++++ Supplied records ++++

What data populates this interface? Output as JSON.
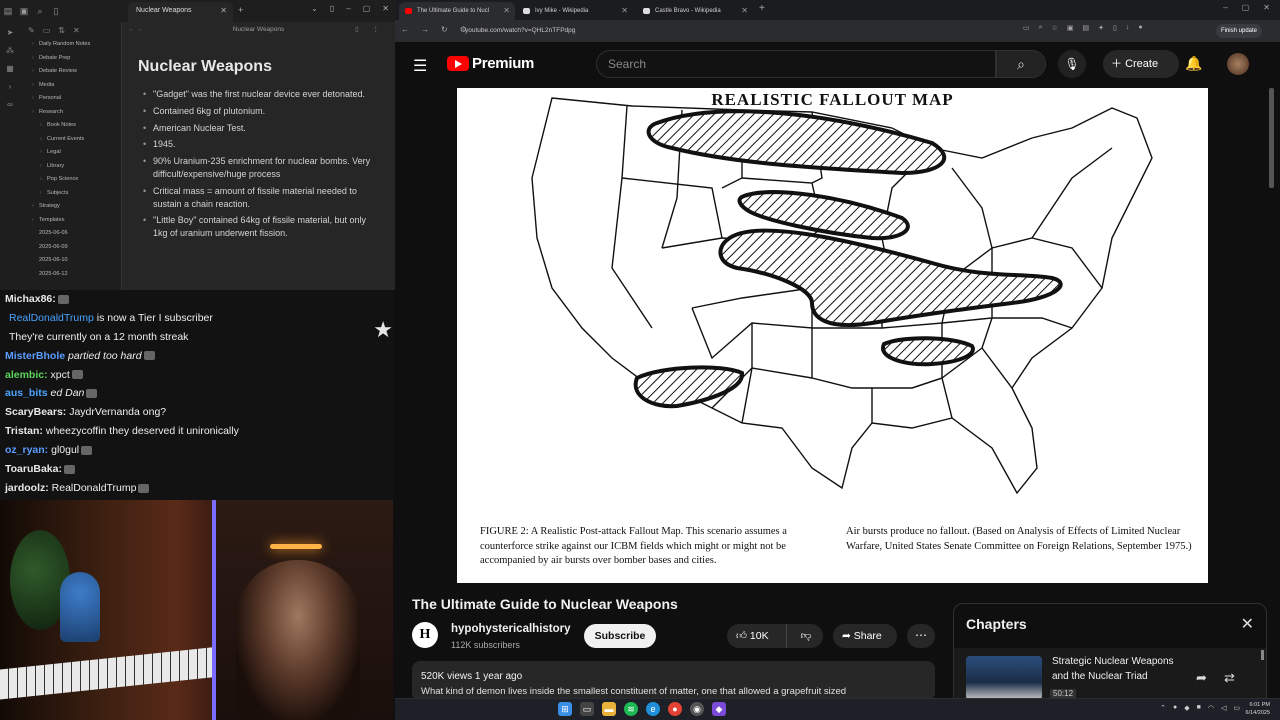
{
  "obsidian": {
    "tab_title": "Nuclear Weapons",
    "note_header": "Nuclear Weapons",
    "note_title": "Nuclear Weapons",
    "tree": [
      {
        "label": "Daily Random Notes",
        "indent": 1
      },
      {
        "label": "Debate Prep",
        "indent": 1
      },
      {
        "label": "Debate Review",
        "indent": 1
      },
      {
        "label": "Media",
        "indent": 1
      },
      {
        "label": "Personal",
        "indent": 1
      },
      {
        "label": "Research",
        "indent": 1
      },
      {
        "label": "Book Notes",
        "indent": 2
      },
      {
        "label": "Current Events",
        "indent": 2
      },
      {
        "label": "Legal",
        "indent": 2
      },
      {
        "label": "Library",
        "indent": 2
      },
      {
        "label": "Pop Science",
        "indent": 2
      },
      {
        "label": "Subjects",
        "indent": 2
      },
      {
        "label": "Strategy",
        "indent": 1
      },
      {
        "label": "Templates",
        "indent": 1
      },
      {
        "label": "2025-06-06",
        "indent": 1
      },
      {
        "label": "2025-06-09",
        "indent": 1
      },
      {
        "label": "2025-06-10",
        "indent": 1
      },
      {
        "label": "2025-06-12",
        "indent": 1
      }
    ],
    "bullets": [
      "\"Gadget\" was the first nuclear device ever detonated.",
      "Contained 6kg of plutonium.",
      "American Nuclear Test.",
      "1945.",
      "90% Uranium-235 enrichment for nuclear bombs. Very difficult/expensive/huge process",
      "Critical mass = amount of fissile material needed to sustain a chain reaction.",
      "\"Little Boy\" contained 64kg of fissile material, but only 1kg of uranium underwent fission."
    ]
  },
  "chat": {
    "messages": [
      {
        "user": "Michax86:",
        "text": "",
        "color": "#e8e8e8"
      },
      {
        "user": "RealDonaldTrump",
        "text": " is now a Tier I subscriber",
        "color": "#4aa3ff",
        "system": true
      },
      {
        "user": "",
        "text": "They're currently on a 12 month streak",
        "color": "#eee",
        "system": true
      },
      {
        "user": "MisterBhole",
        "text": " partied too hard",
        "color": "#5b9cff",
        "italic": true
      },
      {
        "user": "alembic:",
        "text": " xpct",
        "color": "#5bd35b"
      },
      {
        "user": "aus_bits",
        "text": " ed Dan",
        "color": "#4aa3ff",
        "italic": true
      },
      {
        "user": "ScaryBears:",
        "text": " JaydrVernanda  ong?",
        "color": "#e8e8e8"
      },
      {
        "user": "Tristan:",
        "text": " wheezycoffin they deserved it unironically",
        "color": "#e8e8e8"
      },
      {
        "user": "oz_ryan:",
        "text": " gl0gul",
        "color": "#5b9cff"
      },
      {
        "user": "ToaruBaka:",
        "text": "",
        "color": "#e8e8e8"
      },
      {
        "user": "jardoolz:",
        "text": " RealDonaldTrump",
        "color": "#e8e8e8"
      }
    ]
  },
  "browser": {
    "tabs": [
      {
        "label": "The Ultimate Guide to Nucl",
        "fav": "#ff0000",
        "active": true
      },
      {
        "label": "Ivy Mike - Wikipedia",
        "fav": "#dddddd",
        "active": false
      },
      {
        "label": "Castle Bravo - Wikipedia",
        "fav": "#dddddd",
        "active": false
      }
    ],
    "url": "youtube.com/watch?v=QHL2nTFPdpg",
    "finish_update": "Finish update"
  },
  "youtube": {
    "logo_text": "Premium",
    "search_placeholder": "Search",
    "create_label": "Create",
    "video": {
      "figure_title": "REALISTIC FALLOUT MAP",
      "caption_left": "FIGURE 2: A Realistic Post-attack Fallout Map. This scenario assumes a counterforce strike against our ICBM fields which might or might not be accompanied by air bursts over bomber bases and cities.",
      "caption_right": "Air bursts produce no fallout. (Based on Analysis of Effects of Limited Nuclear Warfare, United States Senate Committee on Foreign Relations, September 1975.)"
    },
    "title": "The Ultimate Guide to Nuclear Weapons",
    "channel": {
      "avatar_letter": "H",
      "name": "hypohystericalhistory",
      "subscribers": "112K subscribers"
    },
    "subscribe_label": "Subscribe",
    "likes": "10K",
    "share_label": "Share",
    "description": {
      "stats": "520K views  1 year ago",
      "text": "What kind of demon lives inside the smallest constituent of matter, one that allowed a grapefruit sized"
    },
    "chapters": {
      "title": "Chapters",
      "item_label": "Strategic Nuclear Weapons and the Nuclear Triad",
      "item_time": "50:12"
    }
  },
  "taskbar": {
    "clock_time": "6:01 PM",
    "clock_date": "6/14/2025"
  }
}
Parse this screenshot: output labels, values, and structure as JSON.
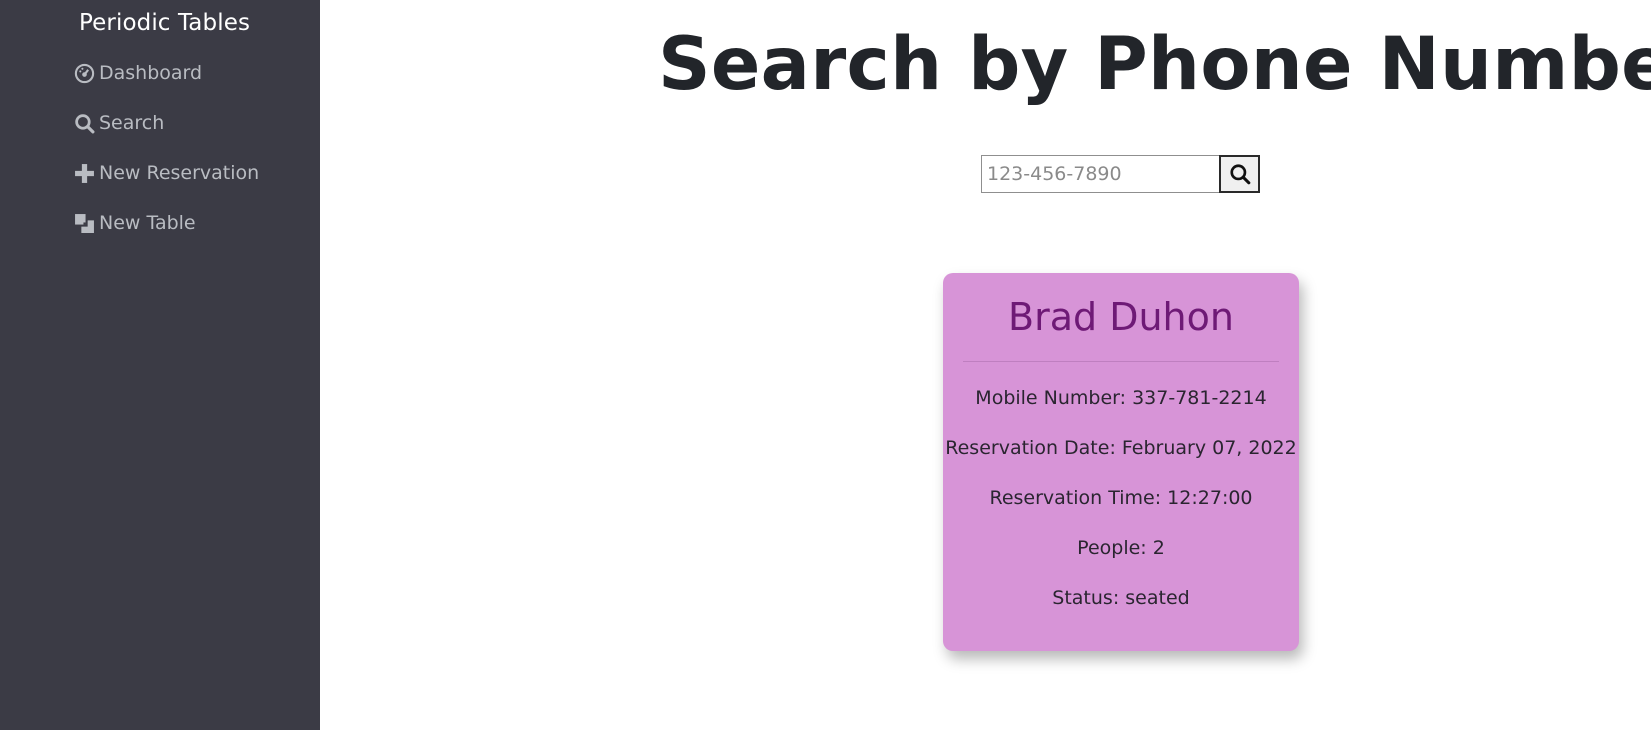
{
  "sidebar": {
    "brand": "Periodic Tables",
    "items": [
      {
        "label": "Dashboard",
        "icon": "dashboard-icon"
      },
      {
        "label": "Search",
        "icon": "search-icon"
      },
      {
        "label": "New Reservation",
        "icon": "plus-icon"
      },
      {
        "label": "New Table",
        "icon": "table-icon"
      }
    ],
    "background": "#3b3b45"
  },
  "main": {
    "title": "Search by Phone Number",
    "search": {
      "placeholder": "123-456-7890",
      "value": "",
      "button_icon": "search-icon"
    }
  },
  "card": {
    "name": "Brad Duhon",
    "mobile_number": "Mobile Number: 337-781-2214",
    "reservation_date": "Reservation Date: February 07, 2022",
    "reservation_time": "Reservation Time: 12:27:00",
    "people": "People: 2",
    "status": "Status: seated",
    "background": "#d794d7",
    "name_color": "#6e1a76"
  }
}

++++

▶ [Do this]
Copy whichever lines in the listing above contain the word "Reservation".

▶ [Task output]
        "label": "New Reservation",
    "reservation_date": "Reservation Date: February 07, 2022",
    "reservation_time": "Reservation Time: 12:27:00",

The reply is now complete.